Retype all of the listing exactly, passing over any picture you find.

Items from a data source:
..............................
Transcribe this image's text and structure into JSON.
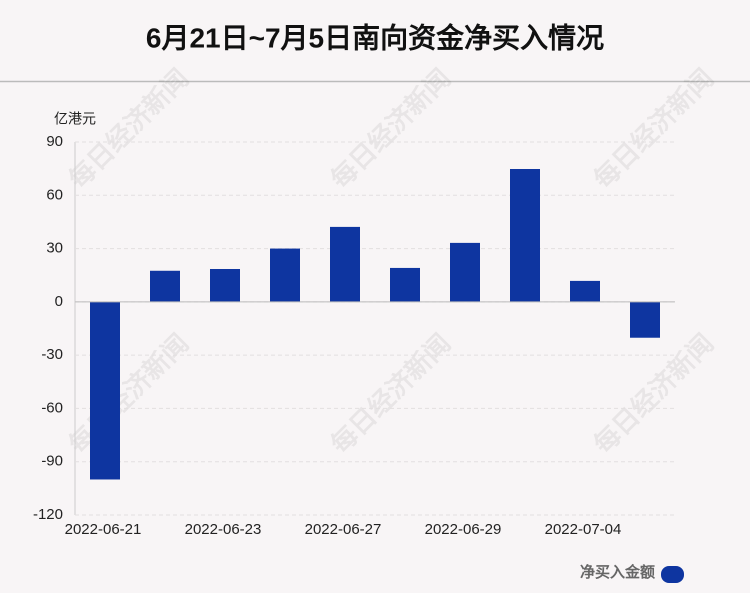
{
  "chart_data": {
    "type": "bar",
    "title": "6月21日~7月5日南向资金净买入情况",
    "y_axis_label": "亿港元",
    "categories": [
      "2022-06-21",
      null,
      "2022-06-23",
      null,
      "2022-06-27",
      null,
      "2022-06-29",
      null,
      "2022-07-04",
      null
    ],
    "series": [
      {
        "name": "净买入金额",
        "color": "#0e35a0",
        "values": [
          -100,
          17.5,
          18.5,
          30,
          42.2,
          19.1,
          33.2,
          74.8,
          11.8,
          -20.2
        ]
      }
    ],
    "ylim": [
      -120,
      90
    ],
    "yticks": [
      -120,
      -90,
      -60,
      -30,
      0,
      30,
      60,
      90
    ],
    "grid": true,
    "watermark": "每日经济新闻"
  }
}
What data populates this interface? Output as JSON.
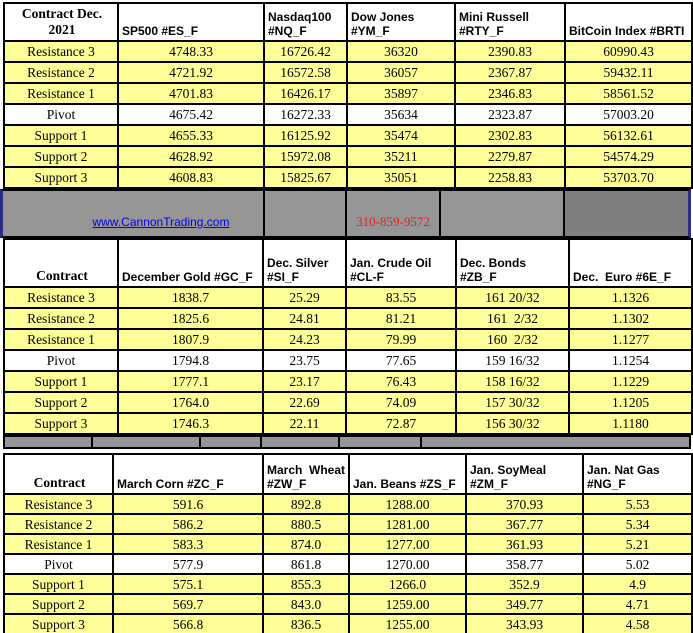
{
  "colors": {
    "row_yellow": "#FFFF99",
    "band_gray": "#969696",
    "band_gray_dark": "#7F7F7F",
    "navy_accent": "#2D2D86",
    "link_blue": "#0000EE",
    "phone_red": "#E32222"
  },
  "banner": {
    "link": "www.CannonTrading.com",
    "phone": "310-859-9572"
  },
  "tables": [
    {
      "id": "indices",
      "corner": "Contract Dec.\n2021",
      "columns": [
        "SP500 #ES_F",
        "Nasdaq100\n#NQ_F",
        "Dow Jones\n#YM_F",
        "Mini Russell\n#RTY_F",
        "BitCoin Index #BRTI"
      ],
      "rows": [
        {
          "label": "Resistance 3",
          "values": [
            "4748.33",
            "16726.42",
            "36320",
            "2390.83",
            "60990.43"
          ]
        },
        {
          "label": "Resistance 2",
          "values": [
            "4721.92",
            "16572.58",
            "36057",
            "2367.87",
            "59432.11"
          ]
        },
        {
          "label": "Resistance 1",
          "values": [
            "4701.83",
            "16426.17",
            "35897",
            "2346.83",
            "58561.52"
          ]
        },
        {
          "label": "Pivot",
          "pivot": true,
          "values": [
            "4675.42",
            "16272.33",
            "35634",
            "2323.87",
            "57003.20"
          ]
        },
        {
          "label": "Support 1",
          "values": [
            "4655.33",
            "16125.92",
            "35474",
            "2302.83",
            "56132.61"
          ]
        },
        {
          "label": "Support 2",
          "values": [
            "4628.92",
            "15972.08",
            "35211",
            "2279.87",
            "54574.29"
          ]
        },
        {
          "label": "Support 3",
          "values": [
            "4608.83",
            "15825.67",
            "35051",
            "2258.83",
            "53703.70"
          ]
        }
      ]
    },
    {
      "id": "metals-energy-bonds",
      "corner": "Contract",
      "columns": [
        "December Gold #GC_F",
        "Dec. Silver\n#SI_F",
        "Jan. Crude Oil\n#CL-F",
        "Dec. Bonds  #ZB_F",
        "Dec.  Euro #6E_F"
      ],
      "rows": [
        {
          "label": "Resistance 3",
          "values": [
            "1838.7",
            "25.29",
            "83.55",
            "161 20/32",
            "1.1326"
          ]
        },
        {
          "label": "Resistance 2",
          "values": [
            "1825.6",
            "24.81",
            "81.21",
            "161  2/32",
            "1.1302"
          ]
        },
        {
          "label": "Resistance 1",
          "values": [
            "1807.9",
            "24.23",
            "79.99",
            "160  2/32",
            "1.1277"
          ]
        },
        {
          "label": "Pivot",
          "pivot": true,
          "values": [
            "1794.8",
            "23.75",
            "77.65",
            "159 16/32",
            "1.1254"
          ]
        },
        {
          "label": "Support 1",
          "values": [
            "1777.1",
            "23.17",
            "76.43",
            "158 16/32",
            "1.1229"
          ]
        },
        {
          "label": "Support 2",
          "values": [
            "1764.0",
            "22.69",
            "74.09",
            "157 30/32",
            "1.1205"
          ]
        },
        {
          "label": "Support 3",
          "values": [
            "1746.3",
            "22.11",
            "72.87",
            "156 30/32",
            "1.1180"
          ]
        }
      ]
    },
    {
      "id": "grains-gas",
      "corner": "Contract",
      "columns": [
        "March Corn #ZC_F",
        "March  Wheat\n#ZW_F",
        "Jan. Beans #ZS_F",
        "Jan. SoyMeal\n#ZM_F",
        "Jan. Nat Gas #NG_F"
      ],
      "rows": [
        {
          "label": "Resistance 3",
          "values": [
            "591.6",
            "892.8",
            "1288.00",
            "370.93",
            "5.53"
          ]
        },
        {
          "label": "Resistance 2",
          "values": [
            "586.2",
            "880.5",
            "1281.00",
            "367.77",
            "5.34"
          ]
        },
        {
          "label": "Resistance 1",
          "values": [
            "583.3",
            "874.0",
            "1277.00",
            "361.93",
            "5.21"
          ]
        },
        {
          "label": "Pivot",
          "pivot": true,
          "values": [
            "577.9",
            "861.8",
            "1270.00",
            "358.77",
            "5.02"
          ]
        },
        {
          "label": "Support 1",
          "values": [
            "575.1",
            "855.3",
            "1266.0",
            "352.9",
            "4.9"
          ]
        },
        {
          "label": "Support 2",
          "values": [
            "569.7",
            "843.0",
            "1259.00",
            "349.77",
            "4.71"
          ]
        },
        {
          "label": "Support 3",
          "values": [
            "566.8",
            "836.5",
            "1255.00",
            "343.93",
            "4.58"
          ]
        }
      ]
    }
  ]
}
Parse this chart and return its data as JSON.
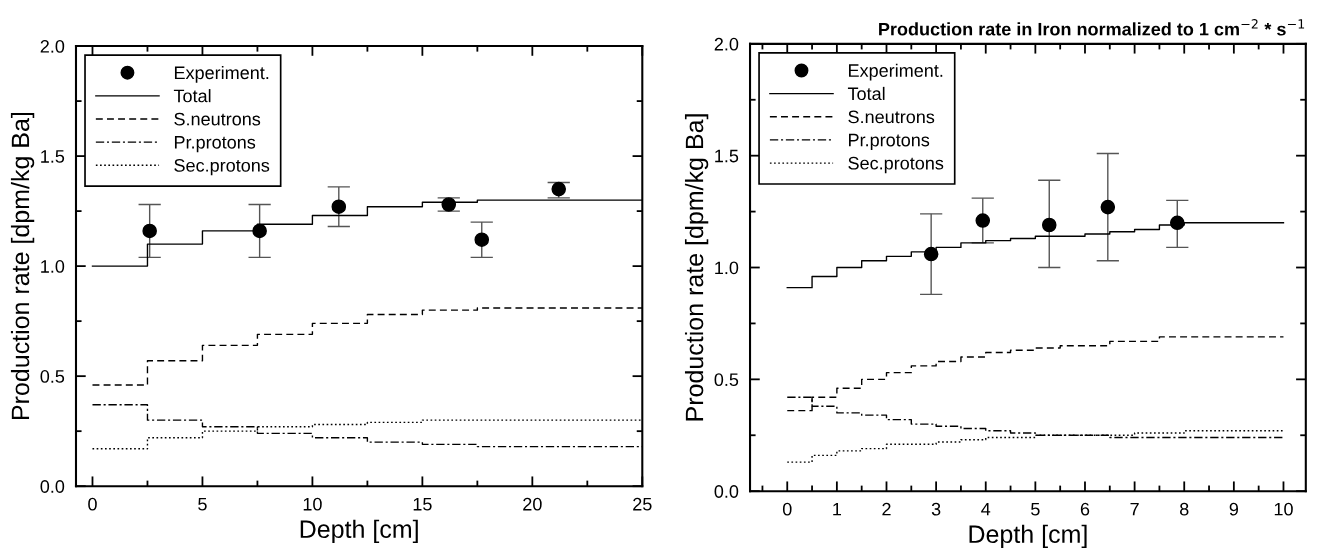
..............................
> _Result below_
Transcribe this image's text and structure into JSON.
{
  "chart_data": {
    "type": "bar",
    "title": "6月21日~7月5日南向资金净买入情况",
    "y_axis_label": "亿港元",
    "categories": [
      "2022-06-21",
      null,
      "2022-06-23",
      null,
      "2022-06-27",
      null,
      "2022-06-29",
      null,
      "2022-07-04",
      null
    ],
    "series": [
      {
        "name": "净买入金额",
        "color": "#0e35a0",
        "values": [
          -100,
          17.5,
          18.5,
          30,
          42.2,
          19.1,
          33.2,
          74.8,
          11.8,
          -20.2
        ]
      }
    ],
    "ylim": [
      -120,
      90
    ],
    "yticks": [
      -120,
      -90,
      -60,
      -30,
      0,
      30,
      60,
      90
    ],
    "grid": true,
    "watermark": "每日经济新闻"
  }
}
What data populates this interface? Output as JSON.
{
  "colors": {
    "row_yellow": "#FFFF99",
    "band_gray": "#969696",
    "band_gray_dark": "#7F7F7F",
    "navy_accent": "#2D2D86",
    "link_blue": "#0000EE",
    "phone_red": "#E32222"
  },
  "banner": {
    "link": "www.CannonTrading.com",
    "phone": "310-859-9572"
  },
  "tables": [
    {
      "id": "indices",
      "corner": "Contract Dec.\n2021",
      "columns": [
        "SP500 #ES_F",
        "Nasdaq100\n#NQ_F",
        "Dow Jones\n#YM_F",
        "Mini Russell\n#RTY_F",
        "BitCoin Index #BRTI"
      ],
      "rows": [
        {
          "label": "Resistance 3",
          "values": [
            "4748.33",
            "16726.42",
            "36320",
            "2390.83",
            "60990.43"
          ]
        },
        {
          "label": "Resistance 2",
          "values": [
            "4721.92",
            "16572.58",
            "36057",
            "2367.87",
            "59432.11"
          ]
        },
        {
          "label": "Resistance 1",
          "values": [
            "4701.83",
            "16426.17",
            "35897",
            "2346.83",
            "58561.52"
          ]
        },
        {
          "label": "Pivot",
          "pivot": true,
          "values": [
            "4675.42",
            "16272.33",
            "35634",
            "2323.87",
            "57003.20"
          ]
        },
        {
          "label": "Support 1",
          "values": [
            "4655.33",
            "16125.92",
            "35474",
            "2302.83",
            "56132.61"
          ]
        },
        {
          "label": "Support 2",
          "values": [
            "4628.92",
            "15972.08",
            "35211",
            "2279.87",
            "54574.29"
          ]
        },
        {
          "label": "Support 3",
          "values": [
            "4608.83",
            "15825.67",
            "35051",
            "2258.83",
            "53703.70"
          ]
        }
      ]
    },
    {
      "id": "metals-energy-bonds",
      "corner": "Contract",
      "columns": [
        "December Gold #GC_F",
        "Dec. Silver\n#SI_F",
        "Jan. Crude Oil\n#CL-F",
        "Dec. Bonds  #ZB_F",
        "Dec.  Euro #6E_F"
      ],
      "rows": [
        {
          "label": "Resistance 3",
          "values": [
            "1838.7",
            "25.29",
            "83.55",
            "161 20/32",
            "1.1326"
          ]
        },
        {
          "label": "Resistance 2",
          "values": [
            "1825.6",
            "24.81",
            "81.21",
            "161  2/32",
            "1.1302"
          ]
        },
        {
          "label": "Resistance 1",
          "values": [
            "1807.9",
            "24.23",
            "79.99",
            "160  2/32",
            "1.1277"
          ]
        },
        {
          "label": "Pivot",
          "pivot": true,
          "values": [
            "1794.8",
            "23.75",
            "77.65",
            "159 16/32",
            "1.1254"
          ]
        },
        {
          "label": "Support 1",
          "values": [
            "1777.1",
            "23.17",
            "76.43",
            "158 16/32",
            "1.1229"
          ]
        },
        {
          "label": "Support 2",
          "values": [
            "1764.0",
            "22.69",
            "74.09",
            "157 30/32",
            "1.1205"
          ]
        },
        {
          "label": "Support 3",
          "values": [
            "1746.3",
            "22.11",
            "72.87",
            "156 30/32",
            "1.1180"
          ]
        }
      ]
    },
    {
      "id": "grains-gas",
      "corner": "Contract",
      "columns": [
        "March Corn #ZC_F",
        "March  Wheat\n#ZW_F",
        "Jan. Beans #ZS_F",
        "Jan. SoyMeal\n#ZM_F",
        "Jan. Nat Gas #NG_F"
      ],
      "rows": [
        {
          "label": "Resistance 3",
          "values": [
            "591.6",
            "892.8",
            "1288.00",
            "370.93",
            "5.53"
          ]
        },
        {
          "label": "Resistance 2",
          "values": [
            "586.2",
            "880.5",
            "1281.00",
            "367.77",
            "5.34"
          ]
        },
        {
          "label": "Resistance 1",
          "values": [
            "583.3",
            "874.0",
            "1277.00",
            "361.93",
            "5.21"
          ]
        },
        {
          "label": "Pivot",
          "pivot": true,
          "values": [
            "577.9",
            "861.8",
            "1270.00",
            "358.77",
            "5.02"
          ]
        },
        {
          "label": "Support 1",
          "values": [
            "575.1",
            "855.3",
            "1266.0",
            "352.9",
            "4.9"
          ]
        },
        {
          "label": "Support 2",
          "values": [
            "569.7",
            "843.0",
            "1259.00",
            "349.77",
            "4.71"
          ]
        },
        {
          "label": "Support 3",
          "values": [
            "566.8",
            "836.5",
            "1255.00",
            "343.93",
            "4.58"
          ]
        }
      ]
    }
  ]
}
Parse this chart and return its data as JSON.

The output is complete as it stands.